## DOCUMENT SEGMENT
R/import_LL.R

Defines functions import_adjustment imports import_Dataset

Documented in import_adjustment import_Dataset

# Generic import function --------------------------------------------------------

#' Import a light logger dataset or related data
#'
#' @description
#'
#' Imports a dataset and does the necessary transformations to get the right
#' column formats. Unless specified otherwise, the function will set the
#' timezone of the data to `UTC`. It will also enforce an `Id` to separate
#' different datasets and will order/arrange the dataset within each `Id` by
#' Datetime. See the Details and Devices section for more information and the
#' full list of arguments.
#'
#' @details There are specific and a general import function. The general import
#'   function is described below, whereas the specific import functions take the
#'   form of `import$device()`. The general import function is a thin wrapper
#'   around the specific import functions. The specific import functions take
#'   the following arguments:
#'
#' * `filename`: Filename(s) for the Dataset. Can also contain the filepath,
#'   but `path` must then be `NULL`. Expects a `character`. If the vector is
#'   longer than `1`, multiple files will be read in into one Tibble.
#' * `path`: Optional path for the dataset(s). `NULL` is the default. Expects
#'   a `character`.
#' * `n_max`: maximum number of lines to read. Default is `Inf`.
#' * `tz`: Timezone of the data. `"UTC"` is the default. Expects a
#'   `character`. You can look up the supported timezones with [OlsonNames()].
#' * `Id.colname`: Lets you specify a column for the id of a dataset. Expects a
#'   symbol (Default is `Id`). This column will be used for grouping
#'   ([dplyr::group_by()]).
#' * `auto.id`: If the `Id.colname` column is not part of the `dataset`, the `Id`
#'   can be automatically extracted from the filename. The argument expects a
#'   regular expression [regex] and will by default just give the whole filename
#'   without file extension.
#' * `manual.id`: If this argument is not `NULL`, and no `Id` column is part
#'   of the `dataset`, this `character` scalar will be used. **We discourage the
#'   use of this arguments when importing more than one file**
#' * `silent`: If set to `TRUE`, the function will not print a summary message 
#'   of the import or plot the overview. Default is `FALSE`.
#' * `locale`: The locale controls defaults that vary from place to place.

Extracted records
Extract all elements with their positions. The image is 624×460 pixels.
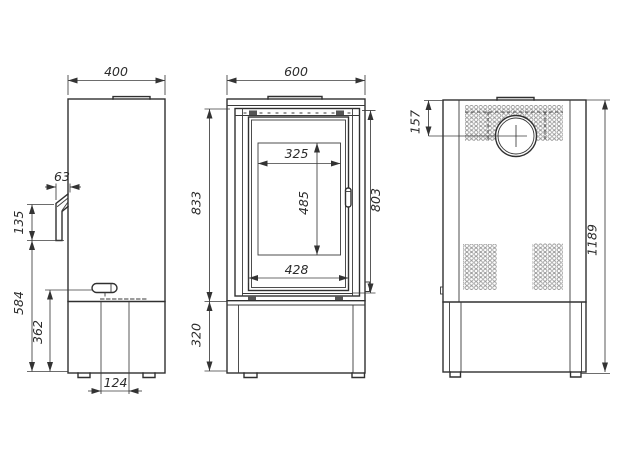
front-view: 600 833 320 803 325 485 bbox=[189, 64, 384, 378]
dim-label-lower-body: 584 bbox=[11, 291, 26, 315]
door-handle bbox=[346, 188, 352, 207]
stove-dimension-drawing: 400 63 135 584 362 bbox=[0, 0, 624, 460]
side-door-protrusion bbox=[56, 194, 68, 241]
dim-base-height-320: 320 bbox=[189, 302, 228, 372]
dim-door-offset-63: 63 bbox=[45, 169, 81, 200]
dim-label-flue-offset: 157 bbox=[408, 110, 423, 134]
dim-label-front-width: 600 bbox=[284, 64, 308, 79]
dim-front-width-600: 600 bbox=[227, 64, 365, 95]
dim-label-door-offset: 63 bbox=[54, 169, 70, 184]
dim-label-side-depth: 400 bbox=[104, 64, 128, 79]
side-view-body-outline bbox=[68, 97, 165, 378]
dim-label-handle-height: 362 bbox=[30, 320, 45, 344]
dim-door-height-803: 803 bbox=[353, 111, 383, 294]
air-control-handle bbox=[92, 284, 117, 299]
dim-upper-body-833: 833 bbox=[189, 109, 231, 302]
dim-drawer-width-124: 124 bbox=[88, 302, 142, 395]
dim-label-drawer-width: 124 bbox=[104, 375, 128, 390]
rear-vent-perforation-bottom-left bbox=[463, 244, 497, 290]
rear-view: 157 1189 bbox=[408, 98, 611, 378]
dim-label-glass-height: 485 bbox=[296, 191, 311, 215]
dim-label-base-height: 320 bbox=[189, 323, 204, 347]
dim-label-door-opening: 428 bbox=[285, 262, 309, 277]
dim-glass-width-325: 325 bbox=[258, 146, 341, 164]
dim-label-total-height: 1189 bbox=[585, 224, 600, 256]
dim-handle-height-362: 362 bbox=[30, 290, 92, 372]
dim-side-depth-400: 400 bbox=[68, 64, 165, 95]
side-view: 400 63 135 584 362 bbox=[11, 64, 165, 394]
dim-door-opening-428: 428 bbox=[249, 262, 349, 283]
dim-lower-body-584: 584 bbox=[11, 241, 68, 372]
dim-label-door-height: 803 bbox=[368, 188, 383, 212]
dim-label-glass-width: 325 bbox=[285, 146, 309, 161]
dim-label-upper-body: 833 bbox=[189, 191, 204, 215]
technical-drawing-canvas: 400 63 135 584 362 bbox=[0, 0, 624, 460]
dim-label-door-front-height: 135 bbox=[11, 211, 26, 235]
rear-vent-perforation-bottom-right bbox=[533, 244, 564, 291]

## STATED EXERCISE
Answer these questions about the light logger import documentation:
1. Unless specified otherwise, what timezone does the function give the data?
2. What is the default value of `n_max`?
3. By default, what does `auto.id` give as the `Id`?

## WRITTEN REPLY
1. `UTC`
2. `Inf`
3. The whole filename without the file extension.